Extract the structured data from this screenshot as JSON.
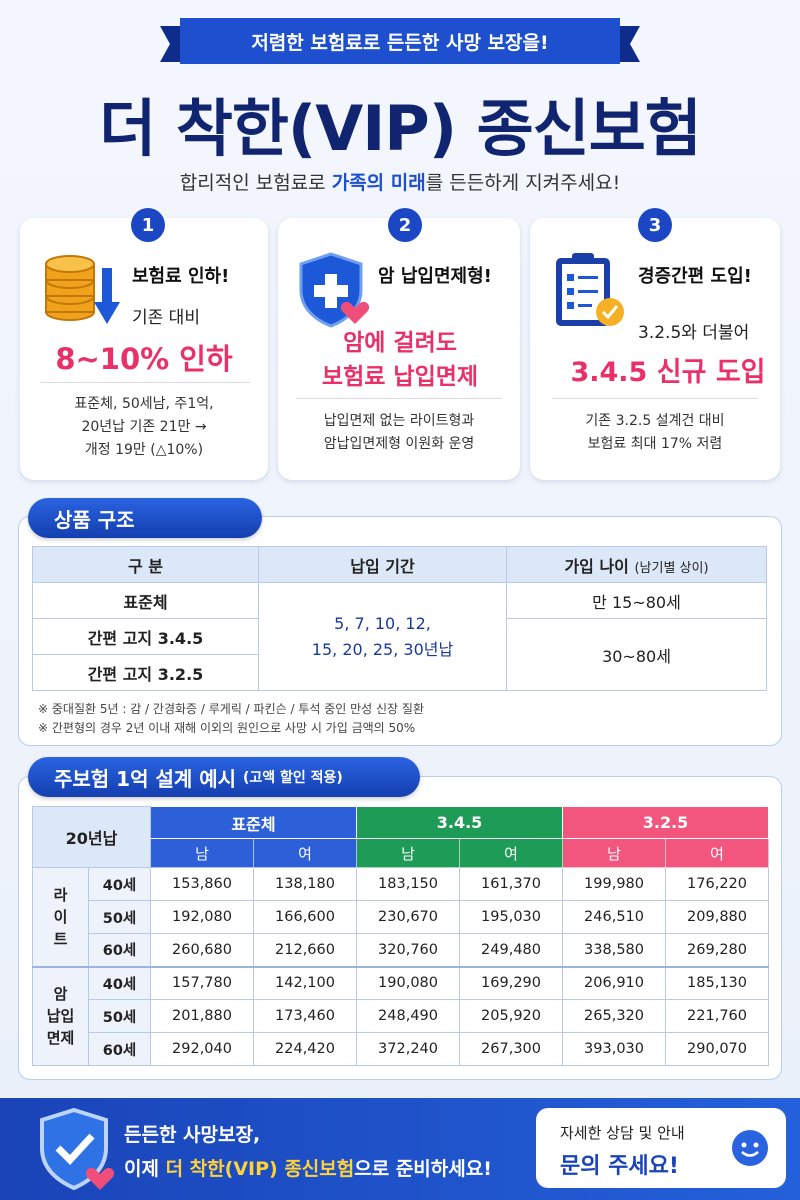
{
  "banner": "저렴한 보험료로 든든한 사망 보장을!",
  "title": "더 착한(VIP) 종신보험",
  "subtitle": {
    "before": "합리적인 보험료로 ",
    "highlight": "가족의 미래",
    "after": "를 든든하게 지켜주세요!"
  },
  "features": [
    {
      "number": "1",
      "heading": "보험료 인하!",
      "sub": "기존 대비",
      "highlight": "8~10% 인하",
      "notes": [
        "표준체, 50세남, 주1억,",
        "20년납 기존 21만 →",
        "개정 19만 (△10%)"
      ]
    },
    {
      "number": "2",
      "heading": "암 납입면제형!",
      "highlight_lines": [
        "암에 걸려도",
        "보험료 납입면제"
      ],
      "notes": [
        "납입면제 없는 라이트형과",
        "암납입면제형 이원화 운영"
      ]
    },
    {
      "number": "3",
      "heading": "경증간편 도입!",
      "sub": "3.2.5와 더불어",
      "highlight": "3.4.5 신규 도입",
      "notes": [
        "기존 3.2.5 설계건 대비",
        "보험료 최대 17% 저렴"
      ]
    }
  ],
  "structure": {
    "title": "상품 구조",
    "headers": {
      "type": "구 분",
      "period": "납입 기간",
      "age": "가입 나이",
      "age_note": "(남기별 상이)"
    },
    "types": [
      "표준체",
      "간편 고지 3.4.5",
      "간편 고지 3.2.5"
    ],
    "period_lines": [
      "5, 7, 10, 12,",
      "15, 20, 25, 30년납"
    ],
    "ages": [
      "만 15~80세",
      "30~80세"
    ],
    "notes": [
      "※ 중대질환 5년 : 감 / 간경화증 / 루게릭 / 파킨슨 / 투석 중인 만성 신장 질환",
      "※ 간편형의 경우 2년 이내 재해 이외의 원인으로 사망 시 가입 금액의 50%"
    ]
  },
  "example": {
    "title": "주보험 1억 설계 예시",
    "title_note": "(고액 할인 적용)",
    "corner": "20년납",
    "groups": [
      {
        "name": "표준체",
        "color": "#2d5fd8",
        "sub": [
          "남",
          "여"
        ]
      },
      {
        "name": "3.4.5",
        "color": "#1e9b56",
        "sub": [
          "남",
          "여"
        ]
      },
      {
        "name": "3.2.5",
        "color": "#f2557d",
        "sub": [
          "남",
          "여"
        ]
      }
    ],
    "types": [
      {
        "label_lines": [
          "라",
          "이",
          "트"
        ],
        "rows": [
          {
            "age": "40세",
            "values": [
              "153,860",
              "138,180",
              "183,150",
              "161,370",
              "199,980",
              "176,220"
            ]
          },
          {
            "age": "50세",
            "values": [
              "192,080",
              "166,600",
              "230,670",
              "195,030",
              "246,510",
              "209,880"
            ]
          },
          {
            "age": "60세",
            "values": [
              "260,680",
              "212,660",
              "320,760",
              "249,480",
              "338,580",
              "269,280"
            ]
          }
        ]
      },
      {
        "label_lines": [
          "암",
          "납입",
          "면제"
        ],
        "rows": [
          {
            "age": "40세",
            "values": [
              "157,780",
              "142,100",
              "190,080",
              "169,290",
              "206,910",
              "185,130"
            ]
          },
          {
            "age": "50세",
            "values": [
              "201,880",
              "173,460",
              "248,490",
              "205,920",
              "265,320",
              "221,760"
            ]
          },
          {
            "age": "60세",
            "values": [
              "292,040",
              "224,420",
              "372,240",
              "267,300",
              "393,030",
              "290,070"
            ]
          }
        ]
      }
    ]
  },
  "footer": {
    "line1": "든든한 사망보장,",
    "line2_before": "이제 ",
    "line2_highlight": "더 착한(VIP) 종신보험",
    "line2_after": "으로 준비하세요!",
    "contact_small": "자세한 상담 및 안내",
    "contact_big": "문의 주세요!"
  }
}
* * *
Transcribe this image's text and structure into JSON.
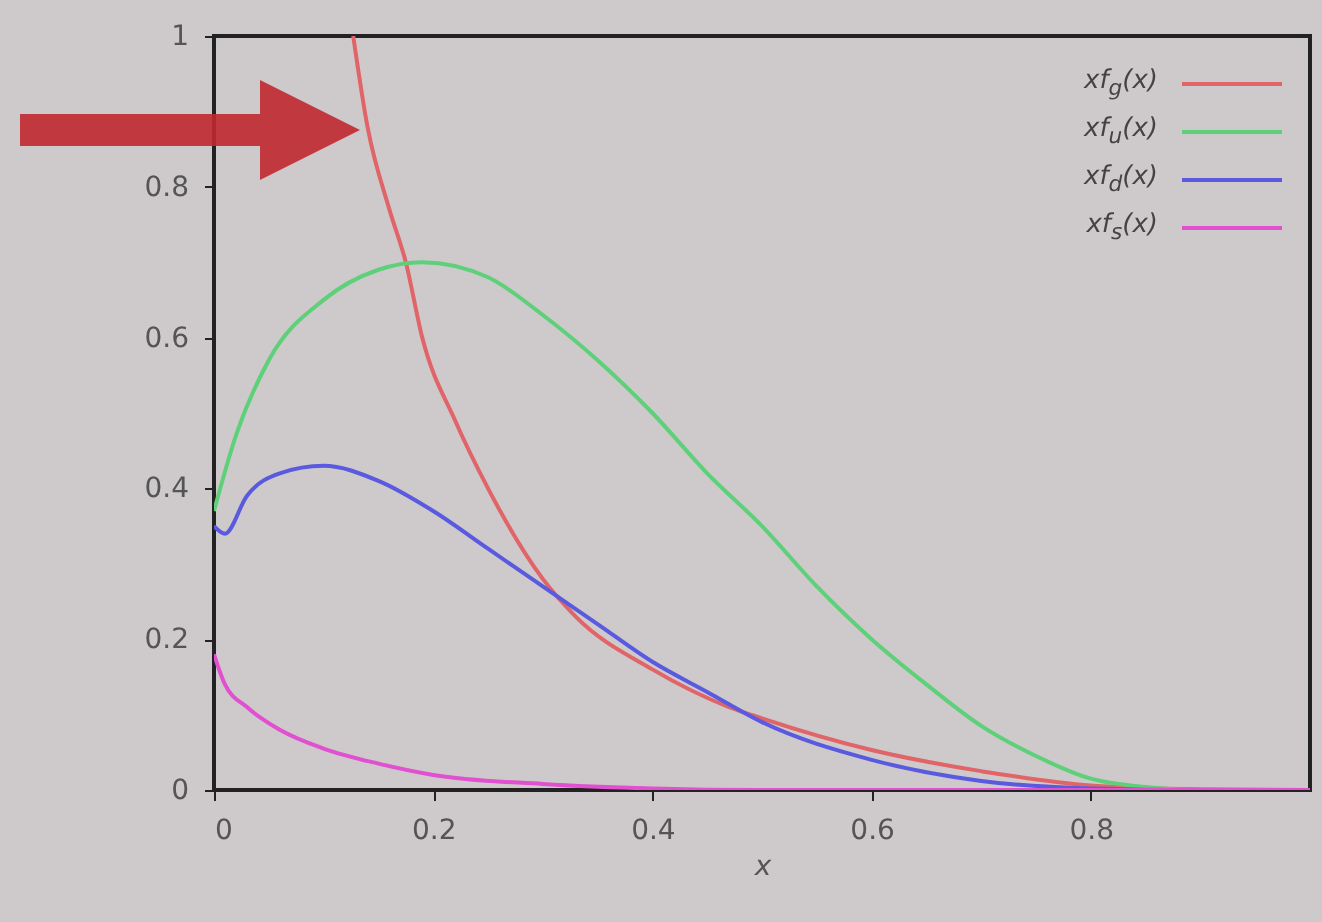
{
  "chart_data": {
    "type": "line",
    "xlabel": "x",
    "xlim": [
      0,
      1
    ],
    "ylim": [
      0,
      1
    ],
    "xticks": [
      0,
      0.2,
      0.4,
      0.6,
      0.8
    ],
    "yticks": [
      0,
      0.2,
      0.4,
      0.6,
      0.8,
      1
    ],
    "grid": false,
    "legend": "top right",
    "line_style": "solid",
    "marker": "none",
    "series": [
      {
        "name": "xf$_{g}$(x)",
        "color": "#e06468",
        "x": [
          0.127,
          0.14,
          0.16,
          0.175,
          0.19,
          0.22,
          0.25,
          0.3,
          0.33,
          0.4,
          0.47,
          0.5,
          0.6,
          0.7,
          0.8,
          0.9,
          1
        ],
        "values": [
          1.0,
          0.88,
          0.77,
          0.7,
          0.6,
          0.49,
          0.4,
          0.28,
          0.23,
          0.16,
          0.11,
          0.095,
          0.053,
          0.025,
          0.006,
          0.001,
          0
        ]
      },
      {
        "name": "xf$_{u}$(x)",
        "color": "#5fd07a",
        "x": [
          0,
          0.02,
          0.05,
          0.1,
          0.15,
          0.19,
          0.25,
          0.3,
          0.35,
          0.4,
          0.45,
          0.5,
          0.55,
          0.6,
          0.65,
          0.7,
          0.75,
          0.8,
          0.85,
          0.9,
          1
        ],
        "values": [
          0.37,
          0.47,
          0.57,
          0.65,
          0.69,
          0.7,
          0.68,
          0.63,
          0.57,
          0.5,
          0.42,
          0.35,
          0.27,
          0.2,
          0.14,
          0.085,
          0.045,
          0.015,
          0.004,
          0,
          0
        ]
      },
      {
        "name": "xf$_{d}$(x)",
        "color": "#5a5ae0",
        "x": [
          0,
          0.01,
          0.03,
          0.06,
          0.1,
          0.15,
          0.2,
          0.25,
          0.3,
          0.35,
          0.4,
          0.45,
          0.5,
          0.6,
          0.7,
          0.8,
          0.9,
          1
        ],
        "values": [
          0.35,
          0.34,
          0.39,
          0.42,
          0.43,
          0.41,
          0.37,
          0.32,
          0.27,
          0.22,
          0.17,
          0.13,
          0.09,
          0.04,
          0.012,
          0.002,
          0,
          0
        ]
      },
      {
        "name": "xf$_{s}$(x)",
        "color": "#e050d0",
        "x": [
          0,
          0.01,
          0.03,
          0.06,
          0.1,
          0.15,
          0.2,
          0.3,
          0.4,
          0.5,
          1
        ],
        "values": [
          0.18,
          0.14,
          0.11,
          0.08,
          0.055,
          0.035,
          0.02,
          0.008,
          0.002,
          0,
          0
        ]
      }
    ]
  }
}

AIM -
Search the data for the string "this". List each line that has it.

OUTPUT OF THE TASK -
Extract the structured data from this screenshot as JSON.
Transcribe this image's text and structure into JSON.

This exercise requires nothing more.